===== MATERIAL FOR THE TASK
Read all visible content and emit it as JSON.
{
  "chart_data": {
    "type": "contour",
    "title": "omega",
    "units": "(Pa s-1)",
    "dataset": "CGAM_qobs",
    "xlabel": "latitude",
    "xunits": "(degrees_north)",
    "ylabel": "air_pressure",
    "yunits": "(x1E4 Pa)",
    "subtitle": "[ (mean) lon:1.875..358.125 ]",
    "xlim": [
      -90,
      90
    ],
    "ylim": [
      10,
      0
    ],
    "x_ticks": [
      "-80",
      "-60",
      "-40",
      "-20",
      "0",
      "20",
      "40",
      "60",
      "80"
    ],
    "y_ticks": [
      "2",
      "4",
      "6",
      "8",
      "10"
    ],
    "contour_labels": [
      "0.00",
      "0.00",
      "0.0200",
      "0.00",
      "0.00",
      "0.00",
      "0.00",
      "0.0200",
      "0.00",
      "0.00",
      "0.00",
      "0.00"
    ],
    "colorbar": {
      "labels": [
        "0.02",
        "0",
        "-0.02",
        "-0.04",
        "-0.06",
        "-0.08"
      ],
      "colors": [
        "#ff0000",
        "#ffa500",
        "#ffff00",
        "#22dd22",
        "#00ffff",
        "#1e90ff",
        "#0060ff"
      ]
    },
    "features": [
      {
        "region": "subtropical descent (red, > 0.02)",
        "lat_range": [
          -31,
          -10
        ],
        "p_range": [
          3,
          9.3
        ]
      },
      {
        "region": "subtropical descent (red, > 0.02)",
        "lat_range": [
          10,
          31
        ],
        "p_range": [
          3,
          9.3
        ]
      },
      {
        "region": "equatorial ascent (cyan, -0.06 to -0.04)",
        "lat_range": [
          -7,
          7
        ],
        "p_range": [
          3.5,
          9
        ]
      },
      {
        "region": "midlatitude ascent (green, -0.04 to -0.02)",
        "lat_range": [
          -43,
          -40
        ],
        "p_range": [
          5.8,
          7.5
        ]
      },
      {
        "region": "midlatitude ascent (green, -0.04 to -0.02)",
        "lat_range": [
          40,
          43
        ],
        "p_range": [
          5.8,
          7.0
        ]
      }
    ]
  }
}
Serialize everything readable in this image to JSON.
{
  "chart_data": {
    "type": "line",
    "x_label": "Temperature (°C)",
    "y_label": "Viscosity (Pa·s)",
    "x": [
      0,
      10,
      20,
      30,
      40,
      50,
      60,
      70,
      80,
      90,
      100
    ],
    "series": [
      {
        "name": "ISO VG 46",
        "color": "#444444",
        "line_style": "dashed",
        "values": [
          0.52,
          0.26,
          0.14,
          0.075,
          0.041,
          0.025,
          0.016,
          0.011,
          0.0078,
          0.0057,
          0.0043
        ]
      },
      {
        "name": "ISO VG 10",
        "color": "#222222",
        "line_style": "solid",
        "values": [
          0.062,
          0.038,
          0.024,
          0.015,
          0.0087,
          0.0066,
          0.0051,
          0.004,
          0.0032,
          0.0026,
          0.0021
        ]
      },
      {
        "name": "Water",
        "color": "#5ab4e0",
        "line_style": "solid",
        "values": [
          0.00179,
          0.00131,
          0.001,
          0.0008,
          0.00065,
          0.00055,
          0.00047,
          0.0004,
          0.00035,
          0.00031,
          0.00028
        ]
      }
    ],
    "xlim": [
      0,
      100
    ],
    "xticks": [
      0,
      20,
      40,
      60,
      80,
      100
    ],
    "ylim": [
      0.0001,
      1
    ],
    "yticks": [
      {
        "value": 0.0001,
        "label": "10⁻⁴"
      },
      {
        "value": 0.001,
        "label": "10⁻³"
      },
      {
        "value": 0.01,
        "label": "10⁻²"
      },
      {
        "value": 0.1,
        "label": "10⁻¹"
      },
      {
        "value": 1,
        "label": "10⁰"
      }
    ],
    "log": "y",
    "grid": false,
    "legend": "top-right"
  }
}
==========
» **WHAT TO PRODUCE**
Retype each record exactly, leaving nothing out.

» **EXERCISE RESPONSE**
Read all visible content and emit it as JSON.
{
  "chart_data": {
    "type": "contour",
    "title": "omega",
    "units": "(Pa s-1)",
    "dataset": "CGAM_qobs",
    "xlabel": "latitude",
    "xunits": "(degrees_north)",
    "ylabel": "air_pressure",
    "yunits": "(x1E4 Pa)",
    "subtitle": "[ (mean) lon:1.875..358.125 ]",
    "xlim": [
      -90,
      90
    ],
    "ylim": [
      10,
      0
    ],
    "x_ticks": [
      "-80",
      "-60",
      "-40",
      "-20",
      "0",
      "20",
      "40",
      "60",
      "80"
    ],
    "y_ticks": [
      "2",
      "4",
      "6",
      "8",
      "10"
    ],
    "contour_labels": [
      "0.00",
      "0.00",
      "0.0200",
      "0.00",
      "0.00",
      "0.00",
      "0.00",
      "0.0200",
      "0.00",
      "0.00",
      "0.00",
      "0.00"
    ],
    "colorbar": {
      "labels": [
        "0.02",
        "0",
        "-0.02",
        "-0.04",
        "-0.06",
        "-0.08"
      ],
      "colors": [
        "#ff0000",
        "#ffa500",
        "#ffff00",
        "#22dd22",
        "#00ffff",
        "#1e90ff",
        "#0060ff"
      ]
    },
    "features": [
      {
        "region": "subtropical descent (red, > 0.02)",
        "lat_range": [
          -31,
          -10
        ],
        "p_range": [
          3,
          9.3
        ]
      },
      {
        "region": "subtropical descent (red, > 0.02)",
        "lat_range": [
          10,
          31
        ],
        "p_range": [
          3,
          9.3
        ]
      },
      {
        "region": "equatorial ascent (cyan, -0.06 to -0.04)",
        "lat_range": [
          -7,
          7
        ],
        "p_range": [
          3.5,
          9
        ]
      },
      {
        "region": "midlatitude ascent (green, -0.04 to -0.02)",
        "lat_range": [
          -43,
          -40
        ],
        "p_range": [
          5.8,
          7.5
        ]
      },
      {
        "region": "midlatitude ascent (green, -0.04 to -0.02)",
        "lat_range": [
          40,
          43
        ],
        "p_range": [
          5.8,
          7.0
        ]
      }
    ]
  }
}
Serialize everything readable in this image to JSON.
{
  "chart_data": {
    "type": "line",
    "x_label": "Temperature (°C)",
    "y_label": "Viscosity (Pa·s)",
    "x": [
      0,
      10,
      20,
      30,
      40,
      50,
      60,
      70,
      80,
      90,
      100
    ],
    "series": [
      {
        "name": "ISO VG 46",
        "color": "#444444",
        "line_style": "dashed",
        "values": [
          0.52,
          0.26,
          0.14,
          0.075,
          0.041,
          0.025,
          0.016,
          0.011,
          0.0078,
          0.0057,
          0.0043
        ]
      },
      {
        "name": "ISO VG 10",
        "color": "#222222",
        "line_style": "solid",
        "values": [
          0.062,
          0.038,
          0.024,
          0.015,
          0.0087,
          0.0066,
          0.0051,
          0.004,
          0.0032,
          0.0026,
          0.0021
        ]
      },
      {
        "name": "Water",
        "color": "#5ab4e0",
        "line_style": "solid",
        "values": [
          0.00179,
          0.00131,
          0.001,
          0.0008,
          0.00065,
          0.00055,
          0.00047,
          0.0004,
          0.00035,
          0.00031,
          0.00028
        ]
      }
    ],
    "xlim": [
      0,
      100
    ],
    "xticks": [
      0,
      20,
      40,
      60,
      80,
      100
    ],
    "ylim": [
      0.0001,
      1
    ],
    "yticks": [
      {
        "value": 0.0001,
        "label": "10⁻⁴"
      },
      {
        "value": 0.001,
        "label": "10⁻³"
      },
      {
        "value": 0.01,
        "label": "10⁻²"
      },
      {
        "value": 0.1,
        "label": "10⁻¹"
      },
      {
        "value": 1,
        "label": "10⁰"
      }
    ],
    "log": "y",
    "grid": false,
    "legend": "top-right"
  }
}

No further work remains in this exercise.